--- start ---

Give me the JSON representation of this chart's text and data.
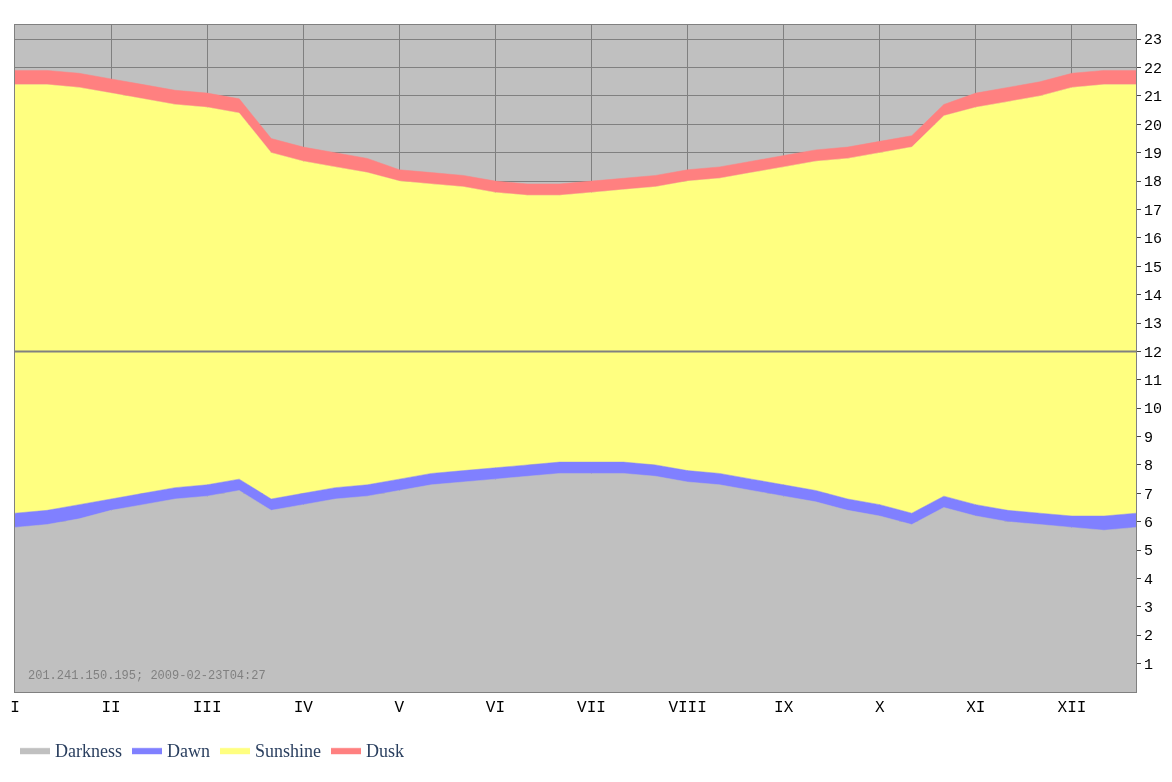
{
  "chart_data": {
    "type": "area",
    "stacked": true,
    "categories": [
      "I",
      null,
      null,
      "II",
      null,
      null,
      "III",
      null,
      null,
      "IV",
      null,
      null,
      "V",
      null,
      null,
      "VI",
      null,
      null,
      "VII",
      null,
      null,
      "VIII",
      null,
      null,
      "IX",
      null,
      null,
      "X",
      null,
      null,
      "XI",
      null,
      null,
      "XII",
      null,
      null
    ],
    "series": [
      {
        "name": "Darkness",
        "color": "#c0c0c0",
        "values": [
          5.8,
          5.9,
          6.1,
          6.4,
          6.6,
          6.8,
          6.9,
          7.1,
          6.4,
          6.6,
          6.8,
          6.9,
          7.1,
          7.3,
          7.4,
          7.5,
          7.6,
          7.7,
          7.7,
          7.7,
          7.6,
          7.4,
          7.3,
          7.1,
          6.9,
          6.7,
          6.4,
          6.2,
          5.9,
          6.5,
          6.2,
          6.0,
          5.9,
          5.8,
          5.7,
          5.8
        ]
      },
      {
        "name": "Dawn",
        "color": "#8080ff",
        "values": [
          0.5,
          0.5,
          0.5,
          0.4,
          0.4,
          0.4,
          0.4,
          0.4,
          0.4,
          0.4,
          0.4,
          0.4,
          0.4,
          0.4,
          0.4,
          0.4,
          0.4,
          0.4,
          0.4,
          0.4,
          0.4,
          0.4,
          0.4,
          0.4,
          0.4,
          0.4,
          0.4,
          0.4,
          0.4,
          0.4,
          0.4,
          0.4,
          0.4,
          0.4,
          0.5,
          0.5
        ]
      },
      {
        "name": "Sunshine",
        "color": "#ffff80",
        "values": [
          15.1,
          15.0,
          14.7,
          14.3,
          13.9,
          13.5,
          13.3,
          12.9,
          12.2,
          11.7,
          11.3,
          11.0,
          10.5,
          10.2,
          10.0,
          9.7,
          9.5,
          9.4,
          9.5,
          9.6,
          9.8,
          10.2,
          10.4,
          10.8,
          11.2,
          11.6,
          12.0,
          12.4,
          12.9,
          13.4,
          14.0,
          14.4,
          14.7,
          15.1,
          15.2,
          15.1
        ]
      },
      {
        "name": "Dusk",
        "color": "#ff8080",
        "values": [
          0.5,
          0.5,
          0.5,
          0.5,
          0.5,
          0.5,
          0.5,
          0.5,
          0.5,
          0.5,
          0.5,
          0.5,
          0.4,
          0.4,
          0.4,
          0.4,
          0.4,
          0.4,
          0.4,
          0.4,
          0.4,
          0.4,
          0.4,
          0.4,
          0.4,
          0.4,
          0.4,
          0.4,
          0.4,
          0.4,
          0.5,
          0.5,
          0.5,
          0.5,
          0.5,
          0.5
        ]
      }
    ],
    "ylim": [
      0,
      23.5
    ],
    "yticks": [
      1,
      2,
      3,
      4,
      5,
      6,
      7,
      8,
      9,
      10,
      11,
      12,
      13,
      14,
      15,
      16,
      17,
      18,
      19,
      20,
      21,
      22,
      23
    ],
    "grid": true,
    "legend": "bottom left",
    "ref_lines": [
      {
        "axis": "y",
        "value": 12,
        "color": "#808080",
        "line_style": "solid"
      }
    ],
    "annotations": [
      "201.241.150.195; 2009-02-23T04:27"
    ]
  }
}
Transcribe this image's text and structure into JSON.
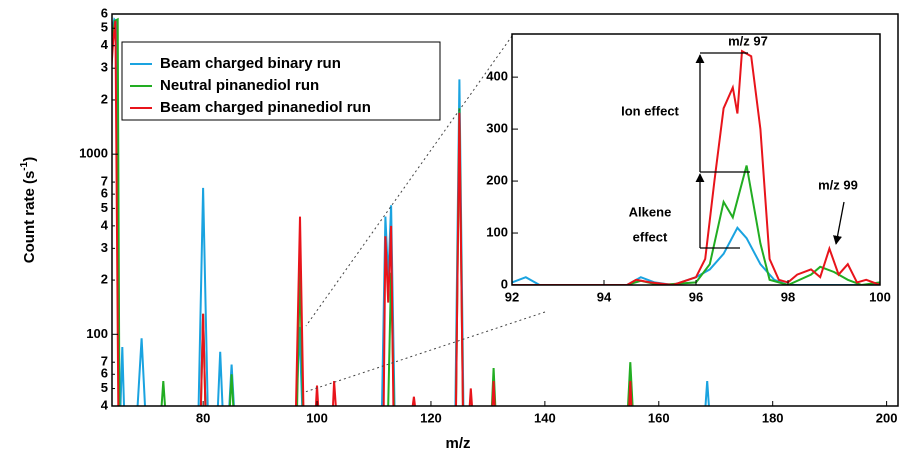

--- end ---

_Written problem_
Reproduce the entries above without change, omitting all pictures.

_Solution for this exercise_
Give me the JSON representation of this chart's text and data.
{
  "chart_data": {
    "type": "area",
    "stacked": true,
    "categories": [
      "I",
      null,
      null,
      "II",
      null,
      null,
      "III",
      null,
      null,
      "IV",
      null,
      null,
      "V",
      null,
      null,
      "VI",
      null,
      null,
      "VII",
      null,
      null,
      "VIII",
      null,
      null,
      "IX",
      null,
      null,
      "X",
      null,
      null,
      "XI",
      null,
      null,
      "XII",
      null,
      null
    ],
    "series": [
      {
        "name": "Darkness",
        "color": "#c0c0c0",
        "values": [
          5.8,
          5.9,
          6.1,
          6.4,
          6.6,
          6.8,
          6.9,
          7.1,
          6.4,
          6.6,
          6.8,
          6.9,
          7.1,
          7.3,
          7.4,
          7.5,
          7.6,
          7.7,
          7.7,
          7.7,
          7.6,
          7.4,
          7.3,
          7.1,
          6.9,
          6.7,
          6.4,
          6.2,
          5.9,
          6.5,
          6.2,
          6.0,
          5.9,
          5.8,
          5.7,
          5.8
        ]
      },
      {
        "name": "Dawn",
        "color": "#8080ff",
        "values": [
          0.5,
          0.5,
          0.5,
          0.4,
          0.4,
          0.4,
          0.4,
          0.4,
          0.4,
          0.4,
          0.4,
          0.4,
          0.4,
          0.4,
          0.4,
          0.4,
          0.4,
          0.4,
          0.4,
          0.4,
          0.4,
          0.4,
          0.4,
          0.4,
          0.4,
          0.4,
          0.4,
          0.4,
          0.4,
          0.4,
          0.4,
          0.4,
          0.4,
          0.4,
          0.5,
          0.5
        ]
      },
      {
        "name": "Sunshine",
        "color": "#ffff80",
        "values": [
          15.1,
          15.0,
          14.7,
          14.3,
          13.9,
          13.5,
          13.3,
          12.9,
          12.2,
          11.7,
          11.3,
          11.0,
          10.5,
          10.2,
          10.0,
          9.7,
          9.5,
          9.4,
          9.5,
          9.6,
          9.8,
          10.2,
          10.4,
          10.8,
          11.2,
          11.6,
          12.0,
          12.4,
          12.9,
          13.4,
          14.0,
          14.4,
          14.7,
          15.1,
          15.2,
          15.1
        ]
      },
      {
        "name": "Dusk",
        "color": "#ff8080",
        "values": [
          0.5,
          0.5,
          0.5,
          0.5,
          0.5,
          0.5,
          0.5,
          0.5,
          0.5,
          0.5,
          0.5,
          0.5,
          0.4,
          0.4,
          0.4,
          0.4,
          0.4,
          0.4,
          0.4,
          0.4,
          0.4,
          0.4,
          0.4,
          0.4,
          0.4,
          0.4,
          0.4,
          0.4,
          0.4,
          0.4,
          0.5,
          0.5,
          0.5,
          0.5,
          0.5,
          0.5
        ]
      }
    ],
    "ylim": [
      0,
      23.5
    ],
    "yticks": [
      1,
      2,
      3,
      4,
      5,
      6,
      7,
      8,
      9,
      10,
      11,
      12,
      13,
      14,
      15,
      16,
      17,
      18,
      19,
      20,
      21,
      22,
      23
    ],
    "grid": true,
    "legend": "bottom left",
    "ref_lines": [
      {
        "axis": "y",
        "value": 12,
        "color": "#808080",
        "line_style": "solid"
      }
    ],
    "annotations": [
      "201.241.150.195; 2009-02-23T04:27"
    ]
  }
}
Transcribe this image's text and structure into JSON.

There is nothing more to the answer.